- _TO DO_:
Keep the pictures out of the copy and print all the entries below exactly.

- _THE INPUT_:
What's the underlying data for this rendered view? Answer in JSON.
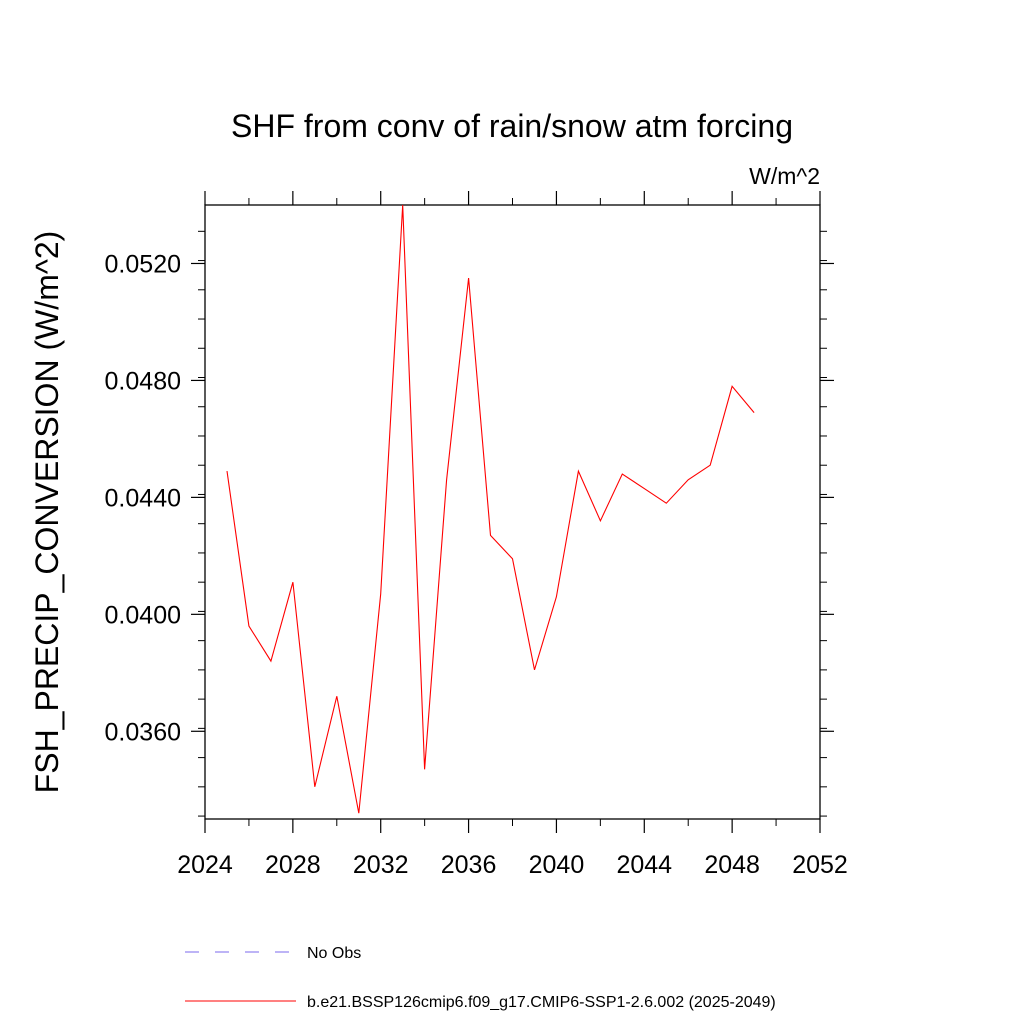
{
  "chart_data": {
    "type": "line",
    "title": "SHF from conv of rain/snow atm forcing",
    "units_label": "W/m^2",
    "xlabel": "",
    "ylabel": "FSH_PRECIP_CONVERSION  (W/m^2)",
    "xlim": [
      2024,
      2052
    ],
    "ylim": [
      0.033,
      0.054
    ],
    "x_ticks": [
      2024,
      2028,
      2032,
      2036,
      2040,
      2044,
      2048,
      2052
    ],
    "y_ticks": [
      "0.0360",
      "0.0400",
      "0.0440",
      "0.0480",
      "0.0520"
    ],
    "series": [
      {
        "name": "b.e21.BSSP126cmip6.f09_g17.CMIP6-SSP1-2.6.002 (2025-2049)",
        "color": "#ff0000",
        "x": [
          2025,
          2026,
          2027,
          2028,
          2029,
          2030,
          2031,
          2032,
          2033,
          2034,
          2035,
          2036,
          2037,
          2038,
          2039,
          2040,
          2041,
          2042,
          2043,
          2044,
          2045,
          2046,
          2047,
          2048,
          2049
        ],
        "y": [
          0.0449,
          0.0396,
          0.0384,
          0.0411,
          0.0341,
          0.0372,
          0.0332,
          0.0407,
          0.054,
          0.0347,
          0.0446,
          0.0515,
          0.0427,
          0.0419,
          0.0381,
          0.0406,
          0.0449,
          0.0432,
          0.0448,
          0.0443,
          0.0438,
          0.0446,
          0.0451,
          0.0478,
          0.0469
        ]
      }
    ],
    "legend": [
      {
        "label": "No Obs",
        "color": "#7b68ee",
        "style": "dashed"
      },
      {
        "label": "b.e21.BSSP126cmip6.f09_g17.CMIP6-SSP1-2.6.002 (2025-2049)",
        "color": "#ff0000",
        "style": "solid"
      }
    ],
    "legend_position": "bottom",
    "grid": false
  }
}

- _COMPLETED EXERCISE_:
What's the underlying data for this rendered view? Answer in JSON.
{
  "chart_data": {
    "type": "line",
    "title": "SHF from conv of rain/snow atm forcing",
    "units_label": "W/m^2",
    "xlabel": "",
    "ylabel": "FSH_PRECIP_CONVERSION  (W/m^2)",
    "xlim": [
      2024,
      2052
    ],
    "ylim": [
      0.033,
      0.054
    ],
    "x_ticks": [
      2024,
      2028,
      2032,
      2036,
      2040,
      2044,
      2048,
      2052
    ],
    "y_ticks": [
      "0.0360",
      "0.0400",
      "0.0440",
      "0.0480",
      "0.0520"
    ],
    "series": [
      {
        "name": "b.e21.BSSP126cmip6.f09_g17.CMIP6-SSP1-2.6.002 (2025-2049)",
        "color": "#ff0000",
        "x": [
          2025,
          2026,
          2027,
          2028,
          2029,
          2030,
          2031,
          2032,
          2033,
          2034,
          2035,
          2036,
          2037,
          2038,
          2039,
          2040,
          2041,
          2042,
          2043,
          2044,
          2045,
          2046,
          2047,
          2048,
          2049
        ],
        "y": [
          0.0449,
          0.0396,
          0.0384,
          0.0411,
          0.0341,
          0.0372,
          0.0332,
          0.0407,
          0.054,
          0.0347,
          0.0446,
          0.0515,
          0.0427,
          0.0419,
          0.0381,
          0.0406,
          0.0449,
          0.0432,
          0.0448,
          0.0443,
          0.0438,
          0.0446,
          0.0451,
          0.0478,
          0.0469
        ]
      }
    ],
    "legend": [
      {
        "label": "No Obs",
        "color": "#7b68ee",
        "style": "dashed"
      },
      {
        "label": "b.e21.BSSP126cmip6.f09_g17.CMIP6-SSP1-2.6.002 (2025-2049)",
        "color": "#ff0000",
        "style": "solid"
      }
    ],
    "legend_position": "bottom",
    "grid": false
  }
}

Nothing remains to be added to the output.